Stated task
Your task is to copy every line of the records below that contains "color".

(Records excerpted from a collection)

+ + + +

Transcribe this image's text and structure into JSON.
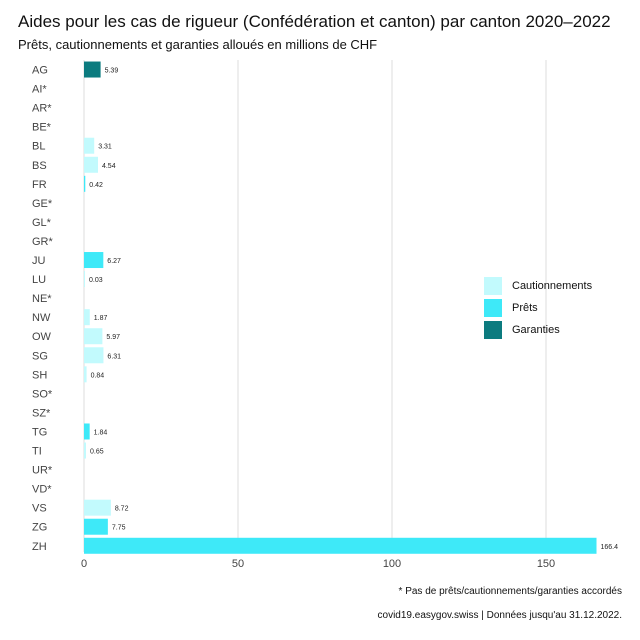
{
  "header": {
    "title": "Aides pour les cas de rigueur (Confédération et canton) par canton 2020–2022",
    "subtitle": "Prêts, cautionnements et garanties alloués en millions de CHF"
  },
  "footer": {
    "footnote": "* Pas de prêts/cautionnements/garanties accordés",
    "source": "covid19.easygov.swiss | Données jusqu'au 31.12.2022."
  },
  "legend": [
    {
      "name": "Cautionnements",
      "color": "#c2fafd"
    },
    {
      "name": "Prêts",
      "color": "#3ee9f8"
    },
    {
      "name": "Garanties",
      "color": "#0c7b7f"
    }
  ],
  "chart_data": {
    "type": "bar",
    "orientation": "horizontal",
    "xlim": [
      0,
      175
    ],
    "xticks": [
      0,
      50,
      100,
      150
    ],
    "grid": true,
    "legend_position": "right",
    "categories": [
      "AG",
      "AI*",
      "AR*",
      "BE*",
      "BL",
      "BS",
      "FR",
      "GE*",
      "GL*",
      "GR*",
      "JU",
      "LU",
      "NE*",
      "NW",
      "OW",
      "SG",
      "SH",
      "SO*",
      "SZ*",
      "TG",
      "TI",
      "UR*",
      "VD*",
      "VS",
      "ZG",
      "ZH"
    ],
    "bars": [
      {
        "category": "AG",
        "value": 5.39,
        "label": "5.39",
        "type": "Garanties"
      },
      {
        "category": "AI*",
        "value": 0,
        "label": "",
        "type": ""
      },
      {
        "category": "AR*",
        "value": 0,
        "label": "",
        "type": ""
      },
      {
        "category": "BE*",
        "value": 0,
        "label": "",
        "type": ""
      },
      {
        "category": "BL",
        "value": 3.31,
        "label": "3.31",
        "type": "Cautionnements"
      },
      {
        "category": "BS",
        "value": 4.54,
        "label": "4.54",
        "type": "Cautionnements"
      },
      {
        "category": "FR",
        "value": 0.42,
        "label": "0.42",
        "type": "Prêts"
      },
      {
        "category": "GE*",
        "value": 0,
        "label": "",
        "type": ""
      },
      {
        "category": "GL*",
        "value": 0,
        "label": "",
        "type": ""
      },
      {
        "category": "GR*",
        "value": 0,
        "label": "",
        "type": ""
      },
      {
        "category": "JU",
        "value": 6.27,
        "label": "6.27",
        "type": "Prêts"
      },
      {
        "category": "LU",
        "value": 0.03,
        "label": "0.03",
        "type": "Cautionnements"
      },
      {
        "category": "NE*",
        "value": 0,
        "label": "",
        "type": ""
      },
      {
        "category": "NW",
        "value": 1.87,
        "label": "1.87",
        "type": "Cautionnements"
      },
      {
        "category": "OW",
        "value": 5.97,
        "label": "5.97",
        "type": "Cautionnements"
      },
      {
        "category": "SG",
        "value": 6.31,
        "label": "6.31",
        "type": "Cautionnements"
      },
      {
        "category": "SH",
        "value": 0.84,
        "label": "0.84",
        "type": "Cautionnements"
      },
      {
        "category": "SO*",
        "value": 0,
        "label": "",
        "type": ""
      },
      {
        "category": "SZ*",
        "value": 0,
        "label": "",
        "type": ""
      },
      {
        "category": "TG",
        "value": 1.84,
        "label": "1.84",
        "type": "Prêts"
      },
      {
        "category": "TI",
        "value": 0.65,
        "label": "0.65",
        "type": "Cautionnements"
      },
      {
        "category": "UR*",
        "value": 0,
        "label": "",
        "type": ""
      },
      {
        "category": "VD*",
        "value": 0,
        "label": "",
        "type": ""
      },
      {
        "category": "VS",
        "value": 8.72,
        "label": "8.72",
        "type": "Cautionnements"
      },
      {
        "category": "ZG",
        "value": 7.75,
        "label": "7.75",
        "type": "Prêts"
      },
      {
        "category": "ZH",
        "value": 166.4,
        "label": "166.4",
        "type": "Prêts"
      }
    ]
  }
}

+ + + +

Solution to this exercise
      "color": "#c2fafd"
      "color": "#3ee9f8"
      "color": "#0c7b7f"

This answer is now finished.